◆ **INSTRUCTIONS TO FOLLOW**: Return all of the data exactly, with nothing left out but the pictures.

◆ **DATA PROVIDED**:
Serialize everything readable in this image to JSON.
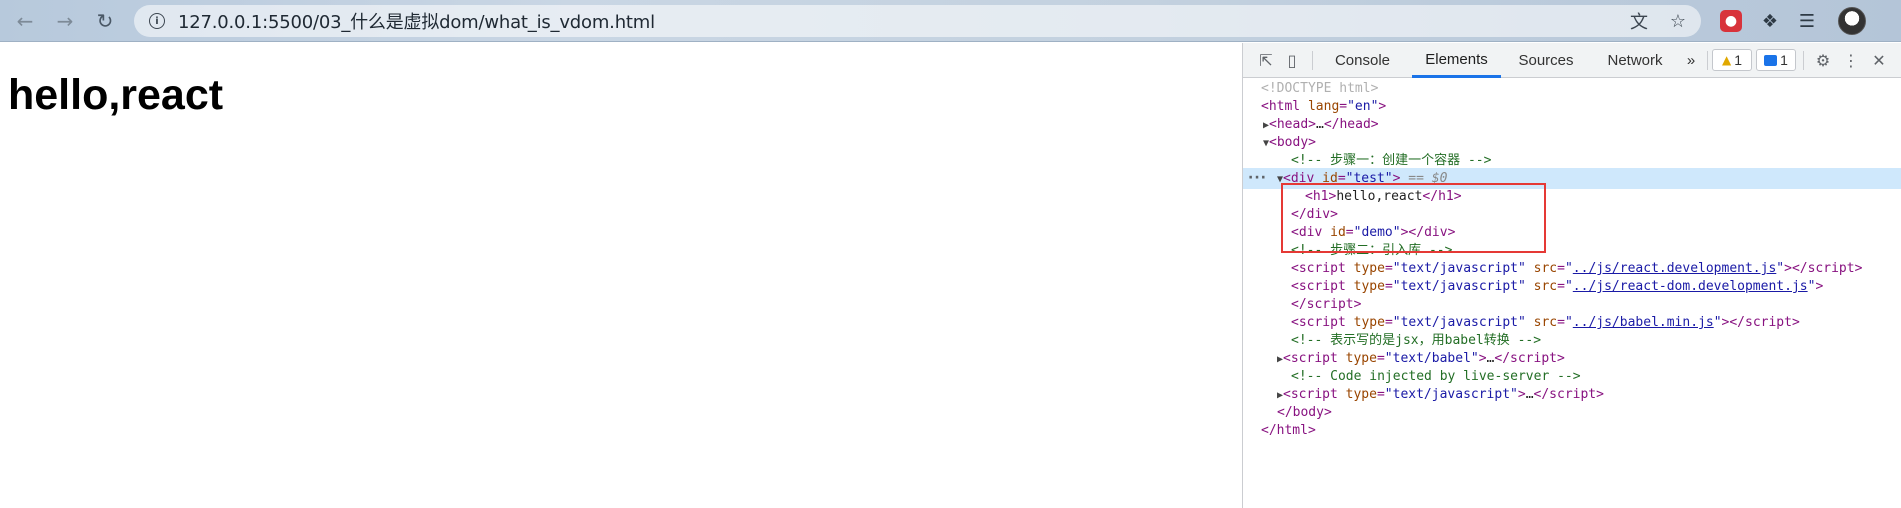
{
  "browser": {
    "url": "127.0.0.1:5500/03_什么是虚拟dom/what_is_vdom.html",
    "nav_icons": [
      "back-arrow-icon",
      "forward-arrow-icon",
      "reload-icon"
    ]
  },
  "page": {
    "heading": "hello,react"
  },
  "devtools": {
    "tabs": [
      "Console",
      "Elements",
      "Sources",
      "Network"
    ],
    "active_tab": "Elements",
    "more_tabs": "»",
    "warnings_count": "1",
    "messages_count": "1",
    "selected_suffix": "== $0",
    "dom": {
      "doctype": "<!DOCTYPE html>",
      "html_open": "html",
      "lang_attr": "lang",
      "lang_val": "\"en\"",
      "head": "head",
      "head_ellipsis": "…",
      "body": "body",
      "comment1": "<!-- 步骤一：创建一个容器 -->",
      "div": "div",
      "id_attr": "id",
      "test_val": "\"test\"",
      "h1": "h1",
      "h1_text": "hello,react",
      "demo_val": "\"demo\"",
      "comment2": "<!-- 步骤二：引入库 -->",
      "script": "script",
      "type_attr": "type",
      "src_attr": "src",
      "js_type": "\"text/javascript\"",
      "src1": "../js/react.development.js",
      "src2": "../js/react-dom.development.js",
      "src3": "../js/babel.min.js",
      "comment3": "<!-- 表示写的是jsx，用babel转换 -->",
      "babel_type": "\"text/babel\"",
      "comment4": "<!-- Code injected by live-server -->",
      "ellipsis": "…"
    }
  }
}
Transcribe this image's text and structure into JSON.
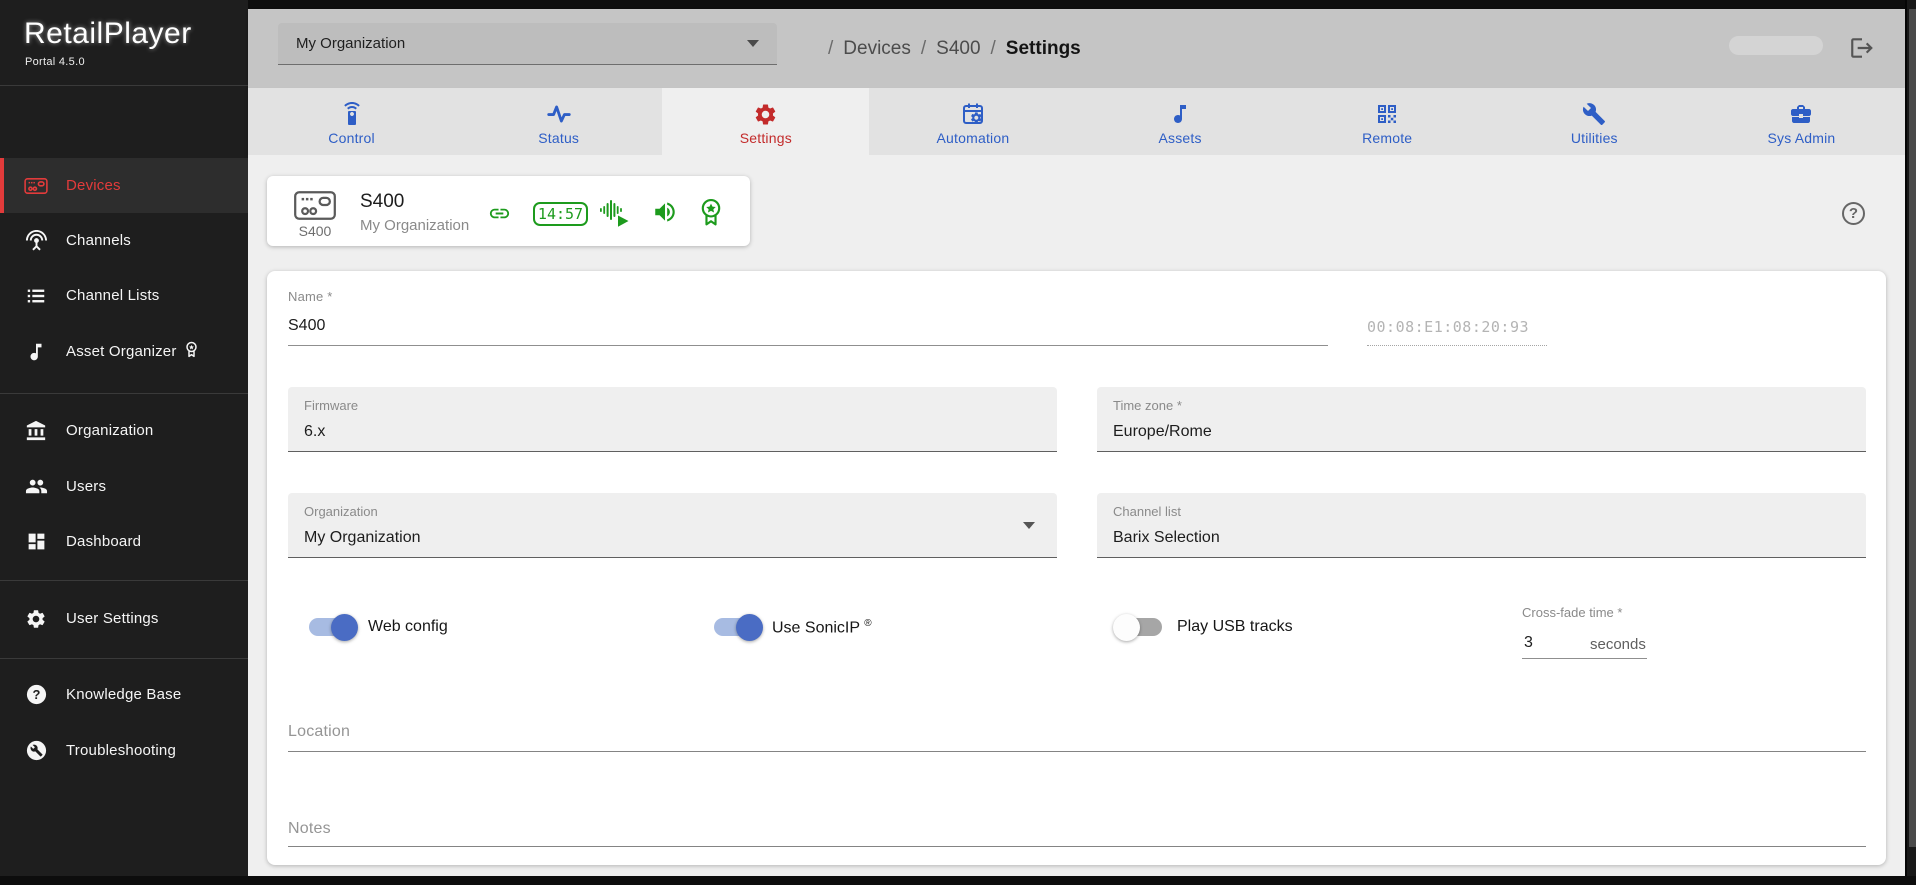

◆ **FINISHED TASK**:
Serialize everything readable in this image to JSON.
{
  "browser": {
    "url": "127.0.0.1:5500/03_什么是虚拟dom/what_is_vdom.html",
    "nav_icons": [
      "back-arrow-icon",
      "forward-arrow-icon",
      "reload-icon"
    ]
  },
  "page": {
    "heading": "hello,react"
  },
  "devtools": {
    "tabs": [
      "Console",
      "Elements",
      "Sources",
      "Network"
    ],
    "active_tab": "Elements",
    "more_tabs": "»",
    "warnings_count": "1",
    "messages_count": "1",
    "selected_suffix": "== $0",
    "dom": {
      "doctype": "<!DOCTYPE html>",
      "html_open": "html",
      "lang_attr": "lang",
      "lang_val": "\"en\"",
      "head": "head",
      "head_ellipsis": "…",
      "body": "body",
      "comment1": "<!-- 步骤一：创建一个容器 -->",
      "div": "div",
      "id_attr": "id",
      "test_val": "\"test\"",
      "h1": "h1",
      "h1_text": "hello,react",
      "demo_val": "\"demo\"",
      "comment2": "<!-- 步骤二：引入库 -->",
      "script": "script",
      "type_attr": "type",
      "src_attr": "src",
      "js_type": "\"text/javascript\"",
      "src1": "../js/react.development.js",
      "src2": "../js/react-dom.development.js",
      "src3": "../js/babel.min.js",
      "comment3": "<!-- 表示写的是jsx，用babel转换 -->",
      "babel_type": "\"text/babel\"",
      "comment4": "<!-- Code injected by live-server -->",
      "ellipsis": "…"
    }
  }
}
Transcribe this image's text and structure into JSON.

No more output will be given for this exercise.